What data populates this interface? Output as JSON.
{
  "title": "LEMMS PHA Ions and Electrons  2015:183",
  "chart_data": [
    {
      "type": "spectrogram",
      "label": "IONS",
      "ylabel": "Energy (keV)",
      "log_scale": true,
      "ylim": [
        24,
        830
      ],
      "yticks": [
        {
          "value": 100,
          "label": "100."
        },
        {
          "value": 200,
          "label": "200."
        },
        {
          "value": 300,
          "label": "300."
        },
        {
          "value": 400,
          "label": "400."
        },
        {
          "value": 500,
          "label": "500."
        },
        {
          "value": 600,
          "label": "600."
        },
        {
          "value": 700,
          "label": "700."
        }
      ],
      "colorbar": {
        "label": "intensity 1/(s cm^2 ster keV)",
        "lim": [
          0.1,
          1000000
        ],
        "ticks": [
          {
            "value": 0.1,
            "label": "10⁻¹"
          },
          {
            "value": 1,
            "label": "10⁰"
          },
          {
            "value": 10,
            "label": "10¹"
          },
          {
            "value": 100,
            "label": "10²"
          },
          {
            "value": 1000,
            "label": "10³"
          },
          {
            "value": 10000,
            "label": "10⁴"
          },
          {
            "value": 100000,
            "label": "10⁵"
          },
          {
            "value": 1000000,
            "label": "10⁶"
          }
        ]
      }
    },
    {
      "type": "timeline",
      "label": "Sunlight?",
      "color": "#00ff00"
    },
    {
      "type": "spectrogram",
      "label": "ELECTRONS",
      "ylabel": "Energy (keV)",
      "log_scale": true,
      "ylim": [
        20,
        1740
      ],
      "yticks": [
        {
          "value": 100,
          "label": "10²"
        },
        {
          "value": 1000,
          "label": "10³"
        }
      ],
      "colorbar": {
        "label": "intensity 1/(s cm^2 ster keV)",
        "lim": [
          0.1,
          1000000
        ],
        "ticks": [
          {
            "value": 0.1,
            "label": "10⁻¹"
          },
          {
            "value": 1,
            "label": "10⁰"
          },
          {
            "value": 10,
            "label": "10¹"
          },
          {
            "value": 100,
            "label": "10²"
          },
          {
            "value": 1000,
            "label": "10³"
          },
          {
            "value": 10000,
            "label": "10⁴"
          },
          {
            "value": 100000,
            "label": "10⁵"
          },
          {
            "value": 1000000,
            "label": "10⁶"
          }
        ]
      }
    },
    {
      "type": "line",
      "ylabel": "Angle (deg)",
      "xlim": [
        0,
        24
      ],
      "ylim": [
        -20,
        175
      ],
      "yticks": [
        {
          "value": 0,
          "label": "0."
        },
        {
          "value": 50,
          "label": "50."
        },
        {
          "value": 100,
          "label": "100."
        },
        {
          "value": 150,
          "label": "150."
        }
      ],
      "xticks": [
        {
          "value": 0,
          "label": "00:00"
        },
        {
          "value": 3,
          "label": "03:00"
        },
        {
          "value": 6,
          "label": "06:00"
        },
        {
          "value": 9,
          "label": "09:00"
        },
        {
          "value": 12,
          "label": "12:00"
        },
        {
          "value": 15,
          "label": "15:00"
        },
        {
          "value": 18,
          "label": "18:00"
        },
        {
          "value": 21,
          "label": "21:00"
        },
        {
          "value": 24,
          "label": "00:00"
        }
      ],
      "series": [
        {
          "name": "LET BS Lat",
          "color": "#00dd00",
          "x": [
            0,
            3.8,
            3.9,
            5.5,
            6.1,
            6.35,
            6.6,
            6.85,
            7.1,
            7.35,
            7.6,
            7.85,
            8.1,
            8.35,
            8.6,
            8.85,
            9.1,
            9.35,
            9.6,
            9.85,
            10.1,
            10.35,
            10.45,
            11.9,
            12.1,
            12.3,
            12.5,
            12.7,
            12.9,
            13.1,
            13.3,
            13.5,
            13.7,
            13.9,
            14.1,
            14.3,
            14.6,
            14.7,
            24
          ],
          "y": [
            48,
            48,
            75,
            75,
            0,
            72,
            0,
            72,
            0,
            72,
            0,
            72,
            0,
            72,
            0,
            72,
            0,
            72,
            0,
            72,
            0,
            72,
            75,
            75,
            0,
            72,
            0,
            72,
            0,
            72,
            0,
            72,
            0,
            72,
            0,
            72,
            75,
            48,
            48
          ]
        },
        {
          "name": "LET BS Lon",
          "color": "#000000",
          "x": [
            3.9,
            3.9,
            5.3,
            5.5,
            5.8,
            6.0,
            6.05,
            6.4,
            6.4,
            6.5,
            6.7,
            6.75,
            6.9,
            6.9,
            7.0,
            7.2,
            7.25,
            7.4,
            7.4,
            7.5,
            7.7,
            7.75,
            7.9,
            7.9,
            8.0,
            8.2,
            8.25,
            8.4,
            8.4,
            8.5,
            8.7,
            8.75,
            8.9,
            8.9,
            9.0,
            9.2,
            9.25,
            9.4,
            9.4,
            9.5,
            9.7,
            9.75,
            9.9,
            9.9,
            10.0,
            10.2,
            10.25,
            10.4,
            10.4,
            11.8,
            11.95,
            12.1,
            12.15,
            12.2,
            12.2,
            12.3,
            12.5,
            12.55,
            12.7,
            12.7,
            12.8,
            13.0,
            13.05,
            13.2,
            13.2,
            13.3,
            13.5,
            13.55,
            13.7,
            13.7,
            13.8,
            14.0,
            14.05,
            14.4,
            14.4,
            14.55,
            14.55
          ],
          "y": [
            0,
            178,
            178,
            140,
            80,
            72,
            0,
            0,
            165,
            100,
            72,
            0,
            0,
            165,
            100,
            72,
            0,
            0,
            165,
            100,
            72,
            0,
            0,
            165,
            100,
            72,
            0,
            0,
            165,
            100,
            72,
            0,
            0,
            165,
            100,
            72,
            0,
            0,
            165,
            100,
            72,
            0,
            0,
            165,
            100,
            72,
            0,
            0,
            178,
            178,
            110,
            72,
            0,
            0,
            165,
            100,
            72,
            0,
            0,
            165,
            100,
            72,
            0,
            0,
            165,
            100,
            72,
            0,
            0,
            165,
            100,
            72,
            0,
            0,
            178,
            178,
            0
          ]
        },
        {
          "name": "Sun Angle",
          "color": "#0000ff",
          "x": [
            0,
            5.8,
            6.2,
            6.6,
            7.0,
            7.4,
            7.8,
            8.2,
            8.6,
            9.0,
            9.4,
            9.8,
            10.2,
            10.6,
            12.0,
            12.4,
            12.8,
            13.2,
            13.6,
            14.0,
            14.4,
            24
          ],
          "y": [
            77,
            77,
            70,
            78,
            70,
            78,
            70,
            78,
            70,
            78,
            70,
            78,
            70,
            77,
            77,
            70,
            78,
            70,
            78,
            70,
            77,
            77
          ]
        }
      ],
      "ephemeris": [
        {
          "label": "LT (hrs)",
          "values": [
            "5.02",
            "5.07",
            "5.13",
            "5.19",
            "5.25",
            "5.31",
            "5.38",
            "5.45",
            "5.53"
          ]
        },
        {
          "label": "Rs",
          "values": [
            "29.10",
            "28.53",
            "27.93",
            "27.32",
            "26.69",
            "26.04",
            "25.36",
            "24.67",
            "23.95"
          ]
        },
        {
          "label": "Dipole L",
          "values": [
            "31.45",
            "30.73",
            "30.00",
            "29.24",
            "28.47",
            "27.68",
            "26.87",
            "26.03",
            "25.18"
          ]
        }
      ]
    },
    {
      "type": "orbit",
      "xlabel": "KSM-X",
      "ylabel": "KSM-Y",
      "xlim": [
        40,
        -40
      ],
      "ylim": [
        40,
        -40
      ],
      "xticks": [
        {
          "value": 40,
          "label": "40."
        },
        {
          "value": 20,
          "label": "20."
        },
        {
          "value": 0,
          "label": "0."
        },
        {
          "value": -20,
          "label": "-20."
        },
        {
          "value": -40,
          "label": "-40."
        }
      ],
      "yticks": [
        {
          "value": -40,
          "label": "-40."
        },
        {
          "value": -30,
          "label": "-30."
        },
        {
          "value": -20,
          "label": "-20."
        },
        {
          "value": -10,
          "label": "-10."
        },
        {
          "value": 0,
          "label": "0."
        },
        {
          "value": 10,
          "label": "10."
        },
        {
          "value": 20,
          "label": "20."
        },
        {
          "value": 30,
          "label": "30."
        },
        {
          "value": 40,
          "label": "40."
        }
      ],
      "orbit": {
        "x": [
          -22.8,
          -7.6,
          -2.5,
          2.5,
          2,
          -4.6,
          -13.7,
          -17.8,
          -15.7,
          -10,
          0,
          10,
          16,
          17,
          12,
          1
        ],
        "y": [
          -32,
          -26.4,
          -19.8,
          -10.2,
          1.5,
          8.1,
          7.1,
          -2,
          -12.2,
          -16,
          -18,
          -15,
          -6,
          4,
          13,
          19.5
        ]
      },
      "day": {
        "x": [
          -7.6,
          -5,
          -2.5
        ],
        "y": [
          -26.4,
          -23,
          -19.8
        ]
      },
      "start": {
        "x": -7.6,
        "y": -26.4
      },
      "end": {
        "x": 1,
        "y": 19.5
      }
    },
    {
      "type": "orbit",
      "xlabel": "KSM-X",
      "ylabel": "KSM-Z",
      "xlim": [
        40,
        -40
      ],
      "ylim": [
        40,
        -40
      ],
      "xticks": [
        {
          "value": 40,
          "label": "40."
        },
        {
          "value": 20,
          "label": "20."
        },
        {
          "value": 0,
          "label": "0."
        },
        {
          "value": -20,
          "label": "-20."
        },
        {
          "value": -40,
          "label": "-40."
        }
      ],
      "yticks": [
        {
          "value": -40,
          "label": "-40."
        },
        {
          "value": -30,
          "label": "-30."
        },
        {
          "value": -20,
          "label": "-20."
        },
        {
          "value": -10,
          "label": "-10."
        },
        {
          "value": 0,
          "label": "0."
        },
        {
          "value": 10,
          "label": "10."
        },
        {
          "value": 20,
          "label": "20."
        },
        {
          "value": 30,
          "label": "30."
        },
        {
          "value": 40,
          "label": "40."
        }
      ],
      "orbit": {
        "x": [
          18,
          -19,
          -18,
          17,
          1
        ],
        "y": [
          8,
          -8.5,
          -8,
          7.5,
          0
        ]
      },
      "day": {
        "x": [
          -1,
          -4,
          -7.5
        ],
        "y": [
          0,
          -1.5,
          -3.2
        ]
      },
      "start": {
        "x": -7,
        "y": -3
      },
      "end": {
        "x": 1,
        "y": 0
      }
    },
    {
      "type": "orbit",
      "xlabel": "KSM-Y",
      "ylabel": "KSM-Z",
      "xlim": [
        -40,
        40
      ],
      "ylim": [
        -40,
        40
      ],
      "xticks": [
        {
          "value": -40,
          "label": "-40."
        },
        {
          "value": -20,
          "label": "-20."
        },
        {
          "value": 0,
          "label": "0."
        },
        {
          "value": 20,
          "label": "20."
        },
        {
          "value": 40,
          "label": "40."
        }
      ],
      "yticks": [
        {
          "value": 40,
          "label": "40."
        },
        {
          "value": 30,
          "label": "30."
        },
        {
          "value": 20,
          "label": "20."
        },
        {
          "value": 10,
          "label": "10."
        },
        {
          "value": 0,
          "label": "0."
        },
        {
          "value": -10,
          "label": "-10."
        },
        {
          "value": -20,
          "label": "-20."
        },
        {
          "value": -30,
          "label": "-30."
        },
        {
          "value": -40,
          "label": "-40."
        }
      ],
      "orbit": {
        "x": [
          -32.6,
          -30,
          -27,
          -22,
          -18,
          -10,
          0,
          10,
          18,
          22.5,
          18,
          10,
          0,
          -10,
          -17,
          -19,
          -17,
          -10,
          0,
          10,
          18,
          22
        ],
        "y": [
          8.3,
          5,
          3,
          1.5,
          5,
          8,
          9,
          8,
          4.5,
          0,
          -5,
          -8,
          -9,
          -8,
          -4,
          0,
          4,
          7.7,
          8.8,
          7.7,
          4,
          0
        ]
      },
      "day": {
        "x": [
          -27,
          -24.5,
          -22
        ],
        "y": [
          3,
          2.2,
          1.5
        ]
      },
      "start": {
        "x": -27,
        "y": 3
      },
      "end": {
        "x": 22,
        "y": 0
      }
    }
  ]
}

——

INSTRUCTION:
Report every line containing the word "name" from the listing above.

SOLUTION TO THIS TASK:
          "name": "LET BS Lat",
          "name": "LET BS Lon",
          "name": "Sun Angle",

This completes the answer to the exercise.